*** RECORDS FOR THIS EXERCISE
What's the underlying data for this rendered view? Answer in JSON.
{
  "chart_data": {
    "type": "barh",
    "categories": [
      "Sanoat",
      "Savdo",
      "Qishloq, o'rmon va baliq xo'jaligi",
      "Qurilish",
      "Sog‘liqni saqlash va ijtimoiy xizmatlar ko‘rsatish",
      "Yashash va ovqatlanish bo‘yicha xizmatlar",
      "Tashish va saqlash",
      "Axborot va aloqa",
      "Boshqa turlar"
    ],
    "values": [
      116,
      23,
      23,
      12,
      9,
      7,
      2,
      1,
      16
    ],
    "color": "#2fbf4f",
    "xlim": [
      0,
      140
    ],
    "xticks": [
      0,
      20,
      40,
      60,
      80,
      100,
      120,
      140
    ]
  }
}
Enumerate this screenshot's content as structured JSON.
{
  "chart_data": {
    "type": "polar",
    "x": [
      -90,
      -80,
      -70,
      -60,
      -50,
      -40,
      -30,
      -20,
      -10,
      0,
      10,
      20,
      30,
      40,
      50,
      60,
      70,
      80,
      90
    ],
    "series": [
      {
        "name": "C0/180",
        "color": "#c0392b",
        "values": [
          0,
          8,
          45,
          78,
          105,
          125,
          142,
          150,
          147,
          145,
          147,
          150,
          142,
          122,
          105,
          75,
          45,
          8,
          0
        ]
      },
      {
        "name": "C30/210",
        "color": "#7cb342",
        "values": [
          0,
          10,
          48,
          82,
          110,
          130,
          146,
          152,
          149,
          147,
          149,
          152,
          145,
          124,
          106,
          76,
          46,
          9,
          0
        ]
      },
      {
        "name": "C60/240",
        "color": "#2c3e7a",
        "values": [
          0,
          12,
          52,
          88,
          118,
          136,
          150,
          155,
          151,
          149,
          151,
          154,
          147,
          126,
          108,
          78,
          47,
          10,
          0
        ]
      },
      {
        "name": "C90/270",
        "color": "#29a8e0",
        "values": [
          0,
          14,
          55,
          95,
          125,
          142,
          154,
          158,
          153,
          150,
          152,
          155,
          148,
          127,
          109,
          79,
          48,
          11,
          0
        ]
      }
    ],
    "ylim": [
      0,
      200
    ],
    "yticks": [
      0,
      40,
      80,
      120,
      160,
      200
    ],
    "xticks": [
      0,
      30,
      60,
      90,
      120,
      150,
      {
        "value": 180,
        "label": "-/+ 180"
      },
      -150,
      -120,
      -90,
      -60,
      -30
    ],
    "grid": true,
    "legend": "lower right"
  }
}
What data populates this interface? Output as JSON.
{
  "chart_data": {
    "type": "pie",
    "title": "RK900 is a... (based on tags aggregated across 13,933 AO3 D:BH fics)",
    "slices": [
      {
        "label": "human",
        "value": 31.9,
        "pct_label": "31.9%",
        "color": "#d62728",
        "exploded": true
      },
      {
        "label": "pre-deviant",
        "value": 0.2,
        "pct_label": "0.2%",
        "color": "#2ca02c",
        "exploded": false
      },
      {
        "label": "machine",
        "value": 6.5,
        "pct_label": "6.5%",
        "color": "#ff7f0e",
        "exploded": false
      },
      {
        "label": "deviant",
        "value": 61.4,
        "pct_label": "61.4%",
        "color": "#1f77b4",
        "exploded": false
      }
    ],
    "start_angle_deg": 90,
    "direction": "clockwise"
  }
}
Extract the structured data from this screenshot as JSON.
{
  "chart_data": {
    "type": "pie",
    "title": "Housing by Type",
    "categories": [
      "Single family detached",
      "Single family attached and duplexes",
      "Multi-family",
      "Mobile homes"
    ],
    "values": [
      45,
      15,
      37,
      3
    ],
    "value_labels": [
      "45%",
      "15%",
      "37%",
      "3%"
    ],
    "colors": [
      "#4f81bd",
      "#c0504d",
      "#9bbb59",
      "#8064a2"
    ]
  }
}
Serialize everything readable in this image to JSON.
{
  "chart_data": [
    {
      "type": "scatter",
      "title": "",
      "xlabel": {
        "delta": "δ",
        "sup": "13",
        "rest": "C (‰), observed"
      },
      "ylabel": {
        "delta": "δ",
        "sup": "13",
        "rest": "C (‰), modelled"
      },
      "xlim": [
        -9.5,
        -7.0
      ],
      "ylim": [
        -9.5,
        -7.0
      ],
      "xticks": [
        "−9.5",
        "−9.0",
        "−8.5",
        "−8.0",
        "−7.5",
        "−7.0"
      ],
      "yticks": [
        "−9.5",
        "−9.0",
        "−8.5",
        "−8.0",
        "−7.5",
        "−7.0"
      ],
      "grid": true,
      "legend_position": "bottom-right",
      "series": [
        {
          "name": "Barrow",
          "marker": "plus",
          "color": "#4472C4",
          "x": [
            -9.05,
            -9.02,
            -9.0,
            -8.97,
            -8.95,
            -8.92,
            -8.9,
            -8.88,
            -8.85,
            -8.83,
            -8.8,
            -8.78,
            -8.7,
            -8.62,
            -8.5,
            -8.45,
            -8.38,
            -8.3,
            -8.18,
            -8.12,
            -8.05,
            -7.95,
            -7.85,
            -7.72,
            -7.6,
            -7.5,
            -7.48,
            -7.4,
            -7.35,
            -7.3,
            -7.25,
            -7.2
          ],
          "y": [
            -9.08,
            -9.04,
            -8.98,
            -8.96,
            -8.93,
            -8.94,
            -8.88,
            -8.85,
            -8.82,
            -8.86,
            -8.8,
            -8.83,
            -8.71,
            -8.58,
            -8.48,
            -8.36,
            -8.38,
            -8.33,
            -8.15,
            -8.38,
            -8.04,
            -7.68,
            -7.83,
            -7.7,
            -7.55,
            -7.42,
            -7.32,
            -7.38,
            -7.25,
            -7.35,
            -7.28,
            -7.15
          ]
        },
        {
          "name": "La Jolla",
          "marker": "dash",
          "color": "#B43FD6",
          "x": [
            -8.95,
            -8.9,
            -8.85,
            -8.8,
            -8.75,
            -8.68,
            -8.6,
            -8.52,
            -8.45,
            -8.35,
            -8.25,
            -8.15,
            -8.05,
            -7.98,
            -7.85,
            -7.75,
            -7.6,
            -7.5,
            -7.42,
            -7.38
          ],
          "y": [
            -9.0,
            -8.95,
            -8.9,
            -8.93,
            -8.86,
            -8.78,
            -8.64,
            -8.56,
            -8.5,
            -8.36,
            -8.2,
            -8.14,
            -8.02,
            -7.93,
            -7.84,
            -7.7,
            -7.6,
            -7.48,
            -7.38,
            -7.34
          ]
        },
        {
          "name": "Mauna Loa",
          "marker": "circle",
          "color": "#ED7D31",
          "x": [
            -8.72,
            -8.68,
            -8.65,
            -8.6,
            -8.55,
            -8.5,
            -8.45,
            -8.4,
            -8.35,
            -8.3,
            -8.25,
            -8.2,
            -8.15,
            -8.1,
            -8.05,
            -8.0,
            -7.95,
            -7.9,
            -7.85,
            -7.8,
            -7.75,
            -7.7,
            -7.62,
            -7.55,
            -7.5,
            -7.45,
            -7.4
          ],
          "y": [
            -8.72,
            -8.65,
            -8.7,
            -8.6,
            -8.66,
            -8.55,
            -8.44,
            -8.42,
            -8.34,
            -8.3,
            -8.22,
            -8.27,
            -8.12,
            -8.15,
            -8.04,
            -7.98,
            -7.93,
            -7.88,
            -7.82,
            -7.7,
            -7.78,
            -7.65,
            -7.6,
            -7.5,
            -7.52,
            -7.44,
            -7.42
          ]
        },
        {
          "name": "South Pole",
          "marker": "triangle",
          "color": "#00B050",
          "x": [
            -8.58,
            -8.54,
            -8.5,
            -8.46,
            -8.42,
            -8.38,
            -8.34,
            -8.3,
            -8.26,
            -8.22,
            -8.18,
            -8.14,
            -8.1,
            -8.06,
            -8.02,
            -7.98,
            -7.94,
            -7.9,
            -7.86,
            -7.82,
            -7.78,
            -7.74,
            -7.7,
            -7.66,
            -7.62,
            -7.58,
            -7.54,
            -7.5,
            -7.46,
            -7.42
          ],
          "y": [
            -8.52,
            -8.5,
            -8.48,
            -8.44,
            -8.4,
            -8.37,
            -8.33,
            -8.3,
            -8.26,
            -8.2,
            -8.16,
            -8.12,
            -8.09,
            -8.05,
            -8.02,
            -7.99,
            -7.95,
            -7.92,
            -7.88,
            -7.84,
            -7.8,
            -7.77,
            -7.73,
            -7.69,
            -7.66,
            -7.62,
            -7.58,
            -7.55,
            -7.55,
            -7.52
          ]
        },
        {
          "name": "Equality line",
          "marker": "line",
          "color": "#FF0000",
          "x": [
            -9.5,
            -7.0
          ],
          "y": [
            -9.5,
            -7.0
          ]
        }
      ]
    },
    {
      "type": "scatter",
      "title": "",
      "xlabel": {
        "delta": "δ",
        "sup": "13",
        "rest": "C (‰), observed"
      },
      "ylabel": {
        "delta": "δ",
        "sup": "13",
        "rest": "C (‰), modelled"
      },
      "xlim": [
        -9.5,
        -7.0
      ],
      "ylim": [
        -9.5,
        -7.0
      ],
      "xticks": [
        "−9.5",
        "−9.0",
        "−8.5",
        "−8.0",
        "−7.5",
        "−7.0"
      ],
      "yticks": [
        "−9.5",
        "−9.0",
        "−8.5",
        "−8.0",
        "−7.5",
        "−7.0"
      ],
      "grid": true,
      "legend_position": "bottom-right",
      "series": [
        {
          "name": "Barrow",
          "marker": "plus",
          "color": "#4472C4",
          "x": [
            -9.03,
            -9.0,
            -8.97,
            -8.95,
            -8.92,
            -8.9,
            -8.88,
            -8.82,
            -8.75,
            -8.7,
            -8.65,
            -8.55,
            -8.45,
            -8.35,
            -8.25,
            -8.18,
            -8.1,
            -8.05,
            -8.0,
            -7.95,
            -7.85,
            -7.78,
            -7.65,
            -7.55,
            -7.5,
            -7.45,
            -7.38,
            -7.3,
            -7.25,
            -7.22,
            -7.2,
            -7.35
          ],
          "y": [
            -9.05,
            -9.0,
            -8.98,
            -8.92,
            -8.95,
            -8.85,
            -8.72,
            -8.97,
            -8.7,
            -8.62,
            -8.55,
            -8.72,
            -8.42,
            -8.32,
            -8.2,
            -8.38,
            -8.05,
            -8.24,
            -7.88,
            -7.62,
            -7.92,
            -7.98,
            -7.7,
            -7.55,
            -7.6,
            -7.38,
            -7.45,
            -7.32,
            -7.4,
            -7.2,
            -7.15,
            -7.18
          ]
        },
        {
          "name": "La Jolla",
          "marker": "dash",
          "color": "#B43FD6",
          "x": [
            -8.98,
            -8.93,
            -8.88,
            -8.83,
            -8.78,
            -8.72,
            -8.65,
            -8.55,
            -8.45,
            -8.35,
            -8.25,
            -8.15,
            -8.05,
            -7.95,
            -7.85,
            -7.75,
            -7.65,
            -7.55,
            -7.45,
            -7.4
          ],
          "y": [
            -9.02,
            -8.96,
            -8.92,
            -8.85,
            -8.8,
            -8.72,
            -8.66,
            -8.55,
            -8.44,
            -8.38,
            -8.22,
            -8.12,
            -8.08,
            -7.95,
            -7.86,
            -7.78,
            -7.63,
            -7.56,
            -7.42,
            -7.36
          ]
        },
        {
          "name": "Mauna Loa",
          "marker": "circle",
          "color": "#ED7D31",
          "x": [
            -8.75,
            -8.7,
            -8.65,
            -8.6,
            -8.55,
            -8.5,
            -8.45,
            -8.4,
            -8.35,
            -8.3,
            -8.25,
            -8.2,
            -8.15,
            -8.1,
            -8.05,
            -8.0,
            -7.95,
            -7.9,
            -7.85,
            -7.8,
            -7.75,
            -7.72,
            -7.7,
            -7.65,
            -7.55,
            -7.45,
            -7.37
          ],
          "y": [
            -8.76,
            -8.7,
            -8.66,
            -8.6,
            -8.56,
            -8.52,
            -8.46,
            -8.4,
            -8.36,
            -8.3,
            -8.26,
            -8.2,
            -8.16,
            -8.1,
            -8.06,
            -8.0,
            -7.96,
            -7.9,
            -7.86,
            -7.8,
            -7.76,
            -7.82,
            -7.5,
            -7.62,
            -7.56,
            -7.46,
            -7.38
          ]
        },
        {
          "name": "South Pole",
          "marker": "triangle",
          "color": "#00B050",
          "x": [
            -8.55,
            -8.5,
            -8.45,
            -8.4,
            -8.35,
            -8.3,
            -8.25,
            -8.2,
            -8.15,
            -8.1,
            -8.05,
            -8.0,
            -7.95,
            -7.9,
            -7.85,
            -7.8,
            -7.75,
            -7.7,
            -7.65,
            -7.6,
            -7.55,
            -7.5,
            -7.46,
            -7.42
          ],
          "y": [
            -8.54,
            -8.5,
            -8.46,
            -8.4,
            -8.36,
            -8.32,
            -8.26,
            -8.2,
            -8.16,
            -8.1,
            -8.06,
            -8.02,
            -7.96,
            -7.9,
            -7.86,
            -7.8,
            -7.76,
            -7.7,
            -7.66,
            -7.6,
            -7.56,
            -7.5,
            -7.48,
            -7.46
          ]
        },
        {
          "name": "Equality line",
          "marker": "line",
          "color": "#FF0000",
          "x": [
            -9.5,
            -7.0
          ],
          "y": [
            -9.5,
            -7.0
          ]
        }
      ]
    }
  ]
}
******
EXERCISE. Scan the material above. Copy each line where "JSON" occurs.

EXPECTED OUTPUT.
What's the underlying data for this rendered view? Answer in JSON.
Enumerate this screenshot's content as structured JSON.
What data populates this interface? Output as JSON.
Extract the structured data from this screenshot as JSON.
Serialize everything readable in this image to JSON.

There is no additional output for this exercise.